Introdução
A obra Il Principe (O Príncipe), escrita por Nicolau Maquiavel em 1513, tornou-se um marco da teoria política moderna, justamente por romper com a tradição cristã que até então inspirava a ordem civil no Ocidente. Ao dissociar a moral da política, Maquiavel propôs um modelo de governança que legitimava o uso da astúcia, da mentira e da força como meios para manter o poder. Tais ideias provocaram escândalo no seio da cristandade, sendo posteriormente condenadas pela Igreja Católica. Em 1559, a obra foi oficialmente incluída no Index Librorum Prohibitorum, o Índice de Livros Proibidos pela Santa Sé¹.
Este artigo tem por objetivo analisar por que O Príncipe foi condenado pela Igreja, demonstrando que seus princípios são frontalmente opostos à doutrina política católica, especialmente no que se refere à moralidade do poder, à finalidade da autoridade e ao papel do governante.

SEÇÃO DE DADOS >>
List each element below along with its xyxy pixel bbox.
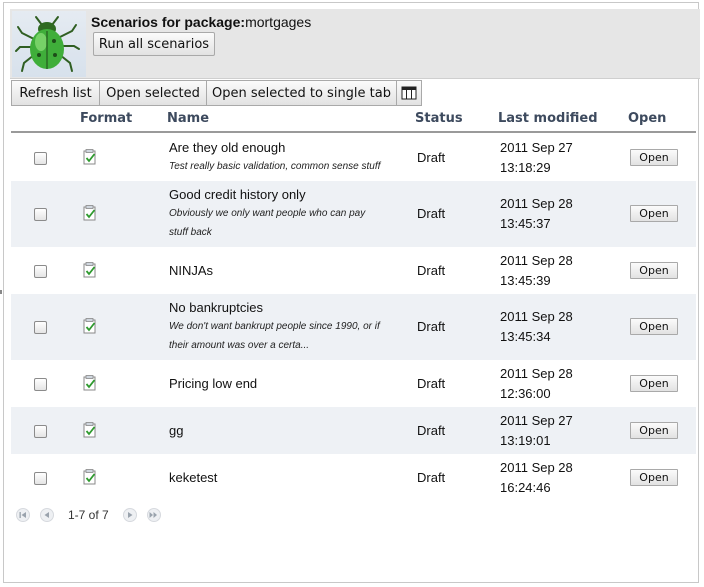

OBJETIVO DO EXERCÍCIO >>
Dê continuidade ao texto sobre a condenação de O Príncipe pela Igreja Católica, escrevendo o que vem após a última frase apresentada.

RESPOSTA DO EXERCÍCIO >>
Maquiavel: a autonomia da política
Maquiavel inaugurou uma nova maneira de pensar o poder político: não mais subordinado à moral cristã, mas sim a uma lógica própria, centrada na eficácia, na utilidade e na manutenção do domínio. Sua célebre recomendação de que “o príncipe deve aprender a não ser bom”² revela a ruptura com o ideal cristão de governante justo e virtuoso. Para ele, a aparência de virtude importa mais do que a virtude em si, pois o sucesso político depende mais da percepção do povo do que da retidão moral do príncipe.
Esse realismo cru, que separa os meios dos fins, legitima práticas como o engano, a traição e o assassinato político — práticas que, embora historicamente conhecidas, eram até então tratadas como desvios da norma moral, não como fundamentos legítimos da ciência política.
A doutrina católica do poder
Ao contrário de Maquiavel, a tradição cristã, particularmente formulada por Santo Agostinho e São Tomás de Aquino, ensina que toda autoridade legítima provém de Deus e deve servir ao bem comum³. O governante, nesta visão, é um ministro da ordem divina, e a lei humana só é justa quando conforme à lei natural e à lei eterna.
São Tomás afirma claramente: “A lei é ordenação da razão para o bem comum, promulgada por aquele que tem a responsabilidade pela comunidade”⁴. Não se trata, portanto, de simples manutenção do poder, mas de ordenar a sociedade para a justiça, a paz e, em última instância, a vida virtuosa e cristã.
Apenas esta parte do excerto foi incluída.